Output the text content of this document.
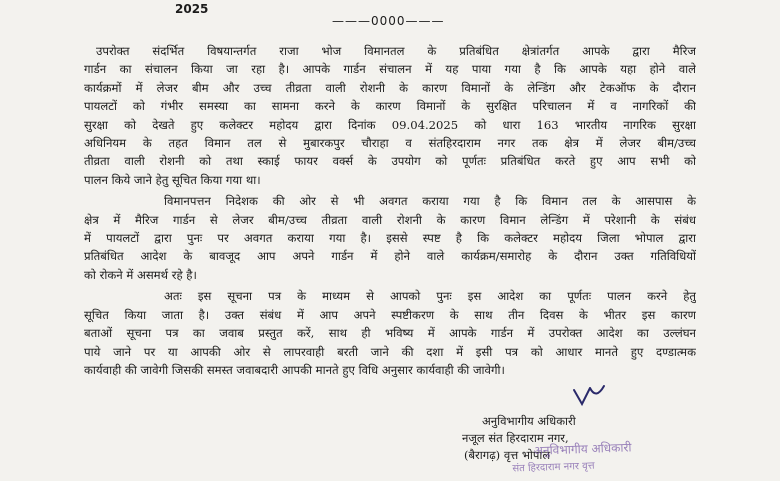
2025
———0000———
उपरोक्त संदर्भित विषयान्तर्गत राजा भोज विमानतल के प्रतिबंधित क्षेत्रांतर्गत आपके द्वारा मैरिज
गार्डन का संचालन किया जा रहा है। आपके गार्डन संचालन में यह पाया गया है कि आपके यहा होने वाले
कार्यक्रमों में लेजर बीम और उच्च तीव्रता वाली रोशनी के कारण विमानों के लेन्डिंग और टेकऑफ के दौरान
पायलटों को गंभीर समस्या का सामना करने के कारण विमानों के सुरक्षित परिचालन में व नागरिकों की
सुरक्षा को देखते हुए कलेक्टर महोदय द्वारा दिनांक 09.04.2025 को धारा 163 भारतीय नागरिक सुरक्षा
अधिनियम के तहत विमान तल से मुबारकपुर चौराहा व संतहिरदाराम नगर तक क्षेत्र में लेजर बीम/उच्च
तीव्रता वाली रोशनी को तथा स्काई फायर वर्क्स के उपयोग को पूर्णतः प्रतिबंधित करते हुए आप सभी को
पालन किये जाने हेतु सूचित किया गया था।
विमानपत्तन निदेशक की ओर से भी अवगत कराया गया है कि विमान तल के आसपास के
क्षेत्र में मैरिज गार्डन से लेजर बीम/उच्च तीव्रता वाली रोशनी के कारण विमान लेन्डिंग में परेशानी के संबंध
में पायलटों द्वारा पुनः पर अवगत कराया गया है। इससे स्पष्ट है कि कलेक्टर महोदय जिला भोपाल द्वारा
प्रतिबंधित आदेश के बावजूद आप अपने गार्डन में होने वाले कार्यक्रम/समारोह के दौरान उक्त गतिविधियों
को रोकने में असमर्थ रहे है।
अतः इस सूचना पत्र के माध्यम से आपको पुनः इस आदेश का पूर्णतः पालन करने हेतु
सूचित किया जाता है। उक्त संबंध में आप अपने स्पष्टीकरण के साथ तीन दिवस के भीतर इस कारण
बताओं सूचना पत्र का जवाब प्रस्तुत करें, साथ ही भविष्य में आपके गार्डन में उपरोक्त आदेश का उल्लंघन
पाये जाने पर या आपकी ओर से लापरवाही बरती जाने की दशा में इसी पत्र को आधार मानते हुए दण्डात्मक
कार्यवाही की जावेगी जिसकी समस्त जवाबदारी आपकी मानते हुए विधि अनुसार कार्यवाही की जावेगी।
अनुविभागीय अधिकारी
नजूल संत हिरदाराम नगर,
(बैरागढ़) वृत्त भोपाल
अनुविभागीय अधिकारी
संत हिरदाराम नगर वृत्त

§ WORK INSTRUCTIONS
Work through the listing above and report how many lines include the string "अवगत", with no other text.

§ RESPONSE TO THE TASK
2